- [Goal] Rewrite the records starting at the beginning and ending at the line containing "boot-menu: Repair Your", replacing "interactable" with "clickable" and leaving everything else unchanged.

- [Data records]
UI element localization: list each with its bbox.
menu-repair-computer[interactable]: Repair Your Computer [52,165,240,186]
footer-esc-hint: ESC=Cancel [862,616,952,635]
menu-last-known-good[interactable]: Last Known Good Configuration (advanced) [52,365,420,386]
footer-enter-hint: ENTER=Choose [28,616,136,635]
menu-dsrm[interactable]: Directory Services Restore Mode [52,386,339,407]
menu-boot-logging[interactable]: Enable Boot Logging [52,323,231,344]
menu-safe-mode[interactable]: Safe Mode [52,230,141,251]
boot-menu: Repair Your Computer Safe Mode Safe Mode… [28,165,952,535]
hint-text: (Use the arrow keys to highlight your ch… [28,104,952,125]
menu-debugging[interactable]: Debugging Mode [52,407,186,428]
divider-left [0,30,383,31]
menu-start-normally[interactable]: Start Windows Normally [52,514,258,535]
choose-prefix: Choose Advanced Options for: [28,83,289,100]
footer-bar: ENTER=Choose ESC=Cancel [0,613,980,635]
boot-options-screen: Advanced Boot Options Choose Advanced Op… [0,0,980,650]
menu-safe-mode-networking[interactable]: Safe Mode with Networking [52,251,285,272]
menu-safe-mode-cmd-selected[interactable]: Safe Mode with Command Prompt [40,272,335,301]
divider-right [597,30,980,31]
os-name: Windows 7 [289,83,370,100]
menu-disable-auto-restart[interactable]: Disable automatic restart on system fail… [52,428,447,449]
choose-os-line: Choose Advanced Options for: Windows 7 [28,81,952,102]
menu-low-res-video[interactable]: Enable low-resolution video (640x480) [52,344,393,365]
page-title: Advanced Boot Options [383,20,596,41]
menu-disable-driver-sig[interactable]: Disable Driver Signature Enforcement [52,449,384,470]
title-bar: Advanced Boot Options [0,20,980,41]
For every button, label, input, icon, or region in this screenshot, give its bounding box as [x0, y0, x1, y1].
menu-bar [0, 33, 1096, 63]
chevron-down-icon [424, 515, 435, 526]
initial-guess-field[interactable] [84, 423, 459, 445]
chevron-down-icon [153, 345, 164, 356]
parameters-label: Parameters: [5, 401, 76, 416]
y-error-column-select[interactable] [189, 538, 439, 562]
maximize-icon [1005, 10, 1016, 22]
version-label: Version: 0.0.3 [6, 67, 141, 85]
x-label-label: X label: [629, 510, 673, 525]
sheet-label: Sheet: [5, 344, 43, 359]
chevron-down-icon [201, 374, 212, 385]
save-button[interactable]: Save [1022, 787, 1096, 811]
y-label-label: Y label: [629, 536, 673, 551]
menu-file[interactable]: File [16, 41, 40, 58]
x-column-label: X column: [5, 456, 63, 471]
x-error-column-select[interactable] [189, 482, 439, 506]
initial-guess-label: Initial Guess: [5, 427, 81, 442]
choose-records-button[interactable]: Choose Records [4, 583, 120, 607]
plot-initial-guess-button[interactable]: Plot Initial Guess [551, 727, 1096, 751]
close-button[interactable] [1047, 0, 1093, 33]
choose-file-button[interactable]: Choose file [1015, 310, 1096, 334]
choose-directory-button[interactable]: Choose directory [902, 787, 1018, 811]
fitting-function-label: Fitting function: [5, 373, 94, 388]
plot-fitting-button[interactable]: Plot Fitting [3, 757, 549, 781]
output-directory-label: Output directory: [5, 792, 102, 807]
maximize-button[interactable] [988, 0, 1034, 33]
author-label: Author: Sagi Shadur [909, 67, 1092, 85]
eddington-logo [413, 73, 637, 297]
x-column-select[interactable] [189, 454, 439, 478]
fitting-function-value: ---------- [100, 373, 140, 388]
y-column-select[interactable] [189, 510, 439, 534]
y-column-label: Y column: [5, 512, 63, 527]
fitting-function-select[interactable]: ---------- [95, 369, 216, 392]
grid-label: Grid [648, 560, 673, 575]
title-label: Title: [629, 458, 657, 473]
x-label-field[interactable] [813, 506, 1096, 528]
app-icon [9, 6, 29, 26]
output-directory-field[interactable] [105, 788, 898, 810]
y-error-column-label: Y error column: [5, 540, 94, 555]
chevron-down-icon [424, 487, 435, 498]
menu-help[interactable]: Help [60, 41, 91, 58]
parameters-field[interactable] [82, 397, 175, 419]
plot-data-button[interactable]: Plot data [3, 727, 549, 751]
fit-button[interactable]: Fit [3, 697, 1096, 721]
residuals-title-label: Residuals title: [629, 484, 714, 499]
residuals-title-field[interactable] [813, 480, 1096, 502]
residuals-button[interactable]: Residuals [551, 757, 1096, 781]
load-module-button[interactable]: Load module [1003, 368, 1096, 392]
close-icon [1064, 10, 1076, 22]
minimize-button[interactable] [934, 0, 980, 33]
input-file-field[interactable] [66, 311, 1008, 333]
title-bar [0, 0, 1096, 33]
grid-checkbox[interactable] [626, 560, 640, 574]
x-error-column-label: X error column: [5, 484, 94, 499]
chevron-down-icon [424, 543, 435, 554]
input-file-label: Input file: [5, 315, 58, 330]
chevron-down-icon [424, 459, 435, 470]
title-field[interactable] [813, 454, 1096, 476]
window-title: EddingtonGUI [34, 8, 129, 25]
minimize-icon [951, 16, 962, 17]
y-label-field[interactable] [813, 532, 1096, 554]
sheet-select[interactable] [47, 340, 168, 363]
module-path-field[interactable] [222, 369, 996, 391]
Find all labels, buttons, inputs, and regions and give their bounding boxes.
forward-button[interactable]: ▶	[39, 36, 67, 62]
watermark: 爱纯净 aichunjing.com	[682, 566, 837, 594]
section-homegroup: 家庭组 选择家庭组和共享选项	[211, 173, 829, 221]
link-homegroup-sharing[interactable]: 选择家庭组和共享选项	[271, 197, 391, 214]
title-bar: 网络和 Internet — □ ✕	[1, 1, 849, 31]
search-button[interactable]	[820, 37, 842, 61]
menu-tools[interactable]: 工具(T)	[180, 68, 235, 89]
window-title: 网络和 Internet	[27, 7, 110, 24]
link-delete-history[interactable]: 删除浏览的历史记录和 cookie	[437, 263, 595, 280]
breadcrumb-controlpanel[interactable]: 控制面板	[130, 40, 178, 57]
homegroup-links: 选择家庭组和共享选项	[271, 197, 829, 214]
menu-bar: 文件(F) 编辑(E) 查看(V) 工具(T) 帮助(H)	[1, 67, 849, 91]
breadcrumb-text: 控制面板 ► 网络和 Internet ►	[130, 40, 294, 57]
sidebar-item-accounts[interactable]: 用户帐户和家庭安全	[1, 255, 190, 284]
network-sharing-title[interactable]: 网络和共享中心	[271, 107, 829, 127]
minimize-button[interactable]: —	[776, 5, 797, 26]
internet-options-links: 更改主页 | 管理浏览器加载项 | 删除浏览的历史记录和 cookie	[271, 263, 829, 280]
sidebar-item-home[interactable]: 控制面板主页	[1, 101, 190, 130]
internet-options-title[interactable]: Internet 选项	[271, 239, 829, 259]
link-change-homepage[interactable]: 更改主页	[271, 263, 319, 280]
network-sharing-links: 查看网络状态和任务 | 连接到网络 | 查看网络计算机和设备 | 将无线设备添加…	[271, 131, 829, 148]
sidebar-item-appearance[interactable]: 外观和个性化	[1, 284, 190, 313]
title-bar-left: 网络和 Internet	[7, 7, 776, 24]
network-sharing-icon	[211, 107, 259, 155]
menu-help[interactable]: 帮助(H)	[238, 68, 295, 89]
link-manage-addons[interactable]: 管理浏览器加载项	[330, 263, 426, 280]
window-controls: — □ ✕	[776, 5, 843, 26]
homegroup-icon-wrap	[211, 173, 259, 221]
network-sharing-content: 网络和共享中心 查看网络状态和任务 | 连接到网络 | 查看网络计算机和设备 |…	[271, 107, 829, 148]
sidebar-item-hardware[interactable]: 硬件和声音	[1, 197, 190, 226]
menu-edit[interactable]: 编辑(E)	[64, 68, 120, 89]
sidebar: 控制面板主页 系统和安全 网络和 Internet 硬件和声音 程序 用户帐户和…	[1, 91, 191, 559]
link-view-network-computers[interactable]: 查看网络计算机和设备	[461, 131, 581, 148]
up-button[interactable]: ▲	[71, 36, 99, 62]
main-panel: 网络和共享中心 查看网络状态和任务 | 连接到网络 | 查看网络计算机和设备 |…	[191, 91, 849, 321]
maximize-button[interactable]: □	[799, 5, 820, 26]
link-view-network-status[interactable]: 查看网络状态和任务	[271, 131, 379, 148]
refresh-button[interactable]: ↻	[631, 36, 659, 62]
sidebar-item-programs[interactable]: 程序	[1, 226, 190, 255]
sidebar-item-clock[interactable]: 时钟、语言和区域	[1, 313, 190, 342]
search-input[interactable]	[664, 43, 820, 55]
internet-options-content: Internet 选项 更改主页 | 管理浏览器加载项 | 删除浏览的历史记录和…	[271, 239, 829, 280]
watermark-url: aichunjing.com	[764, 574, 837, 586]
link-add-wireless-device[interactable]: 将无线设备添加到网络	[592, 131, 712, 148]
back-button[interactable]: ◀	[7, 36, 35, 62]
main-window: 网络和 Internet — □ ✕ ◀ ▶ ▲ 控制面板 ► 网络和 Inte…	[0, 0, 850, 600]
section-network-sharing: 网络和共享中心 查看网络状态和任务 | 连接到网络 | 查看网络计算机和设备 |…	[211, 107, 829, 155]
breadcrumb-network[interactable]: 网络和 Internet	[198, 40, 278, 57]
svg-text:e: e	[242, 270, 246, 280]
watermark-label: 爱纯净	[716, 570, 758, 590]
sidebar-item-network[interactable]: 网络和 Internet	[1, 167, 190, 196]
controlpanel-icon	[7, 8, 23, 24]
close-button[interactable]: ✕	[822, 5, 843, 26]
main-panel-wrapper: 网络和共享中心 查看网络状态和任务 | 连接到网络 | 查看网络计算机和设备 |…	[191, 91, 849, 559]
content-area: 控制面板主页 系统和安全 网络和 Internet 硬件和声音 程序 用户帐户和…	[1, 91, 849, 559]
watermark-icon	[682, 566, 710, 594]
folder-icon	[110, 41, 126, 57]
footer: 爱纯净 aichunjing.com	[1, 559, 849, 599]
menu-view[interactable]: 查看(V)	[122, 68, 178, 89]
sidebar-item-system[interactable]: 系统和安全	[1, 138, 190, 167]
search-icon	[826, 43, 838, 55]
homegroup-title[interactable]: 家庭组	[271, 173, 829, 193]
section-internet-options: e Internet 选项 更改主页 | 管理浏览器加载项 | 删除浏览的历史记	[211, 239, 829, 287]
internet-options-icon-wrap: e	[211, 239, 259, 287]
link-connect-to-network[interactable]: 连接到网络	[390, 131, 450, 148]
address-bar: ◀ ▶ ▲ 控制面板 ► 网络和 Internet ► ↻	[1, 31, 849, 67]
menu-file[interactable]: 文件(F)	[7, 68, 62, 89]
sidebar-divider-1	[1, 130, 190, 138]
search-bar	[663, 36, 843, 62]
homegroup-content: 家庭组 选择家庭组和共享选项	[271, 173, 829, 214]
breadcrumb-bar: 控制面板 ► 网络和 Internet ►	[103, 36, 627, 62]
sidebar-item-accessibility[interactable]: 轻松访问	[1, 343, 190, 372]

- [Complete response]
UI element localization: list each with its bbox.
menu-repair-computer[clickable]: Repair Your Computer [52,165,240,186]
footer-esc-hint: ESC=Cancel [862,616,952,635]
menu-last-known-good[clickable]: Last Known Good Configuration (advanced) [52,365,420,386]
footer-enter-hint: ENTER=Choose [28,616,136,635]
menu-dsrm[clickable]: Directory Services Restore Mode [52,386,339,407]
menu-boot-logging[clickable]: Enable Boot Logging [52,323,231,344]
menu-safe-mode[clickable]: Safe Mode [52,230,141,251]
boot-menu: Repair Your Computer Safe Mode Safe Mode… [28,165,952,535]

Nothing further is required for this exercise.